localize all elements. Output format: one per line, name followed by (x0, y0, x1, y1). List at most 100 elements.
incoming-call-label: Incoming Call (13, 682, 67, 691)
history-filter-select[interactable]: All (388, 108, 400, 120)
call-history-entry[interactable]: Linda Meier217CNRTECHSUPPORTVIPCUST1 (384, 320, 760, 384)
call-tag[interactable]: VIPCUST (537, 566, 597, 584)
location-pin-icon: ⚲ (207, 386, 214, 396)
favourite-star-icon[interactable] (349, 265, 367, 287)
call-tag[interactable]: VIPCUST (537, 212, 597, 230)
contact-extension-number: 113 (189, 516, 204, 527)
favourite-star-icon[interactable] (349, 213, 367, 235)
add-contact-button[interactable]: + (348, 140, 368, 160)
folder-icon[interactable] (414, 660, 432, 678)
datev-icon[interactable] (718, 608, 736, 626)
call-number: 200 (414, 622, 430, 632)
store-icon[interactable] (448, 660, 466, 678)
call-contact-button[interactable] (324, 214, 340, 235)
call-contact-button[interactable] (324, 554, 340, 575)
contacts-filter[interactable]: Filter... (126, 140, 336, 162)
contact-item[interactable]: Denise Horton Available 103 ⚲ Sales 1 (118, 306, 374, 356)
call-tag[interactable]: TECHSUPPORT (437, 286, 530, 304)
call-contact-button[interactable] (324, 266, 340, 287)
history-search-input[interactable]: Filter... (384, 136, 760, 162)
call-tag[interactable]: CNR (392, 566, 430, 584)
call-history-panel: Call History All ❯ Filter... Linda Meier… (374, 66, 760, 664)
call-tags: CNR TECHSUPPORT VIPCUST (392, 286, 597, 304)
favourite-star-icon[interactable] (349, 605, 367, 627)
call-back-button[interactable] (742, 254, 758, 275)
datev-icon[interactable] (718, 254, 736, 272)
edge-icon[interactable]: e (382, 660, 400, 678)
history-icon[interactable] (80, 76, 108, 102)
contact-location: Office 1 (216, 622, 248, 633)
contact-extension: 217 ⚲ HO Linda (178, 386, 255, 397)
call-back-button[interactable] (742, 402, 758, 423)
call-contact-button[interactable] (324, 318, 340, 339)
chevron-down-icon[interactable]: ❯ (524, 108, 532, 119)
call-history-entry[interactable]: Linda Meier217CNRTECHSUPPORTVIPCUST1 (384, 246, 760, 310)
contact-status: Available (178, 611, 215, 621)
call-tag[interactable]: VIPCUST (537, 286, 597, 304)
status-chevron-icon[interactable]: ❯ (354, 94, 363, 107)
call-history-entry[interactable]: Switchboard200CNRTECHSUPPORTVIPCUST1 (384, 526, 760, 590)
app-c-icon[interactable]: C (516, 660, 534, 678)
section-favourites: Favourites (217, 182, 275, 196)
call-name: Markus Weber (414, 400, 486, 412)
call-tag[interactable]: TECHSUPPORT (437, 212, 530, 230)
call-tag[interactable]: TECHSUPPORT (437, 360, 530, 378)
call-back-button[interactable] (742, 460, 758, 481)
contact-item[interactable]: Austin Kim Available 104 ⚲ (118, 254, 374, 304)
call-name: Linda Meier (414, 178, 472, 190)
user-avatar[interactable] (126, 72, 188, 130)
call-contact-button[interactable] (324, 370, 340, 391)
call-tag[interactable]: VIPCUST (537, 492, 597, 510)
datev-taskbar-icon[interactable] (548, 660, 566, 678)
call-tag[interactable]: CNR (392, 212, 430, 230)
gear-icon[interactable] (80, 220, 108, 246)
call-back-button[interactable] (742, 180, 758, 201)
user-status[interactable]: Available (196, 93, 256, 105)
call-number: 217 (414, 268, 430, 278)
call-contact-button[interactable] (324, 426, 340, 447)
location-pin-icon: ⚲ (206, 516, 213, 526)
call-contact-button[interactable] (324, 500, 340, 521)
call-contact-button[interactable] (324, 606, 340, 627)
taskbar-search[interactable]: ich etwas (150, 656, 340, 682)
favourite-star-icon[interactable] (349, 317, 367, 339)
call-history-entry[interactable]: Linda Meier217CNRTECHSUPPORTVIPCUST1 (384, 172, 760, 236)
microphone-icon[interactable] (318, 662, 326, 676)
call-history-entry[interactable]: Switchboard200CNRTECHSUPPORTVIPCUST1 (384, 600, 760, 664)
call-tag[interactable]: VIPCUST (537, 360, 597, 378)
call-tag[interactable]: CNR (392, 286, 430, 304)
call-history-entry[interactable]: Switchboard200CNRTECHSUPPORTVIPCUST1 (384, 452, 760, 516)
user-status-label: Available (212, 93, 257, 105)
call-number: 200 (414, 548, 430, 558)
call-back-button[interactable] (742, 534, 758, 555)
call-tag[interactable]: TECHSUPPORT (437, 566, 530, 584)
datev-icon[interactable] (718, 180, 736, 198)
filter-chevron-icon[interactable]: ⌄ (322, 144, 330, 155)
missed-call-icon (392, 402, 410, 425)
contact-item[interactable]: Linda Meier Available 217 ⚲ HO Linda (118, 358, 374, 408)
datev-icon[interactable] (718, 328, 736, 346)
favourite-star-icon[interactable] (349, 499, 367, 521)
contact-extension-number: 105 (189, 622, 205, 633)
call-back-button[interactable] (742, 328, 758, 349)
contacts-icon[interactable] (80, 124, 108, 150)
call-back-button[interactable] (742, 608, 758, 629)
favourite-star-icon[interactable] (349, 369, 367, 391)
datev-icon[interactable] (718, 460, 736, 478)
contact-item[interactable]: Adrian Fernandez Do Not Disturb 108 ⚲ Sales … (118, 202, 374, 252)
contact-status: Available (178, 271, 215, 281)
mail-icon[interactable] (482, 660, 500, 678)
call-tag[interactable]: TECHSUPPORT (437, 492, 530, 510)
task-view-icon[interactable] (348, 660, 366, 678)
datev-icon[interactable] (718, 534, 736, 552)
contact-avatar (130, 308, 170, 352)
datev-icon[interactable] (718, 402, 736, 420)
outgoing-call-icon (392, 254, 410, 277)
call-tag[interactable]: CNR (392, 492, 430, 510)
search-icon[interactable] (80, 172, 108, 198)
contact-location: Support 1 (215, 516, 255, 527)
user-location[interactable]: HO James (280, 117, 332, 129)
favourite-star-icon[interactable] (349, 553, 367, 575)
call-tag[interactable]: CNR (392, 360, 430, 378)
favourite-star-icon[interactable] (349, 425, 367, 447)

--

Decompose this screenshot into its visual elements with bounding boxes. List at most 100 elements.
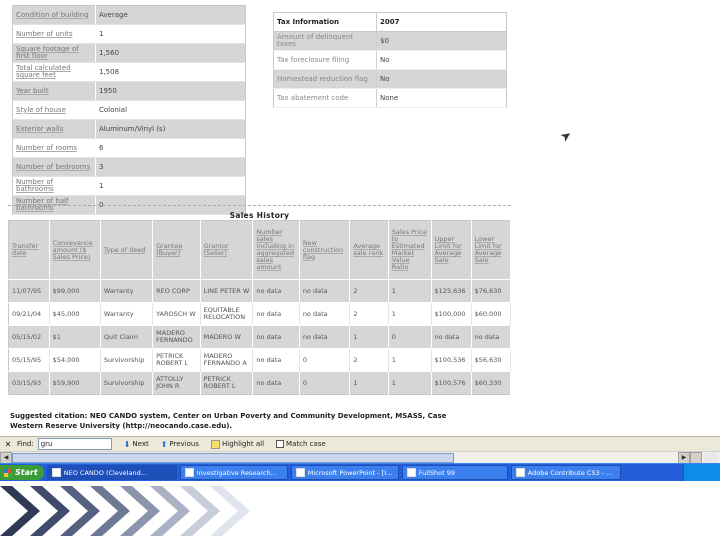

* _Problem to work on_: Rewrite the data as a numbered list, leaving out blank lines, starting at the line containing "localize all elements." and continuing up to and including the line containing "chevron-down-icon[interactable]: ❯ (524, 108, 532, 119)".

* _Response to this exercise_:
1. localize all elements. Output format: one per line, name followed by (x0, y0, x1, y1). List at most 100 elements.
2. incoming-call-label: Incoming Call (13, 682, 67, 691)
3. history-filter-select[interactable]: All (388, 108, 400, 120)
4. call-history-entry[interactable]: Linda Meier217CNRTECHSUPPORTVIPCUST1 (384, 320, 760, 384)
5. call-tag[interactable]: VIPCUST (537, 566, 597, 584)
6. location-pin-icon: ⚲ (207, 386, 214, 396)
7. favourite-star-icon[interactable] (349, 265, 367, 287)
8. call-tag[interactable]: VIPCUST (537, 212, 597, 230)
9. contact-extension-number: 113 (189, 516, 204, 527)
10. favourite-star-icon[interactable] (349, 213, 367, 235)
11. add-contact-button[interactable]: + (348, 140, 368, 160)
12. folder-icon[interactable] (414, 660, 432, 678)
13. datev-icon[interactable] (718, 608, 736, 626)
14. call-number: 200 (414, 622, 430, 632)
15. store-icon[interactable] (448, 660, 466, 678)
16. call-contact-button[interactable] (324, 214, 340, 235)
17. call-contact-button[interactable] (324, 554, 340, 575)
18. contacts-filter[interactable]: Filter... (126, 140, 336, 162)
19. contact-item[interactable]: Denise Horton Available 103 ⚲ Sales 1 (118, 306, 374, 356)
20. call-tag[interactable]: TECHSUPPORT (437, 286, 530, 304)
21. call-contact-button[interactable] (324, 266, 340, 287)
22. history-search-input[interactable]: Filter... (384, 136, 760, 162)
23. call-tag[interactable]: CNR (392, 566, 430, 584)
24. call-history-panel: Call History All ❯ Filter... Linda Meier… (374, 66, 760, 664)
25. call-tags: CNR TECHSUPPORT VIPCUST (392, 286, 597, 304)
26. favourite-star-icon[interactable] (349, 605, 367, 627)
27. call-back-button[interactable] (742, 254, 758, 275)
28. datev-icon[interactable] (718, 254, 736, 272)
29. edge-icon[interactable]: e (382, 660, 400, 678)
30. history-icon[interactable] (80, 76, 108, 102)
31. contact-location: Office 1 (216, 622, 248, 633)
32. contact-extension: 217 ⚲ HO Linda (178, 386, 255, 397)
33. call-back-button[interactable] (742, 402, 758, 423)
34. call-contact-button[interactable] (324, 318, 340, 339)
35. chevron-down-icon[interactable]: ❯ (524, 108, 532, 119)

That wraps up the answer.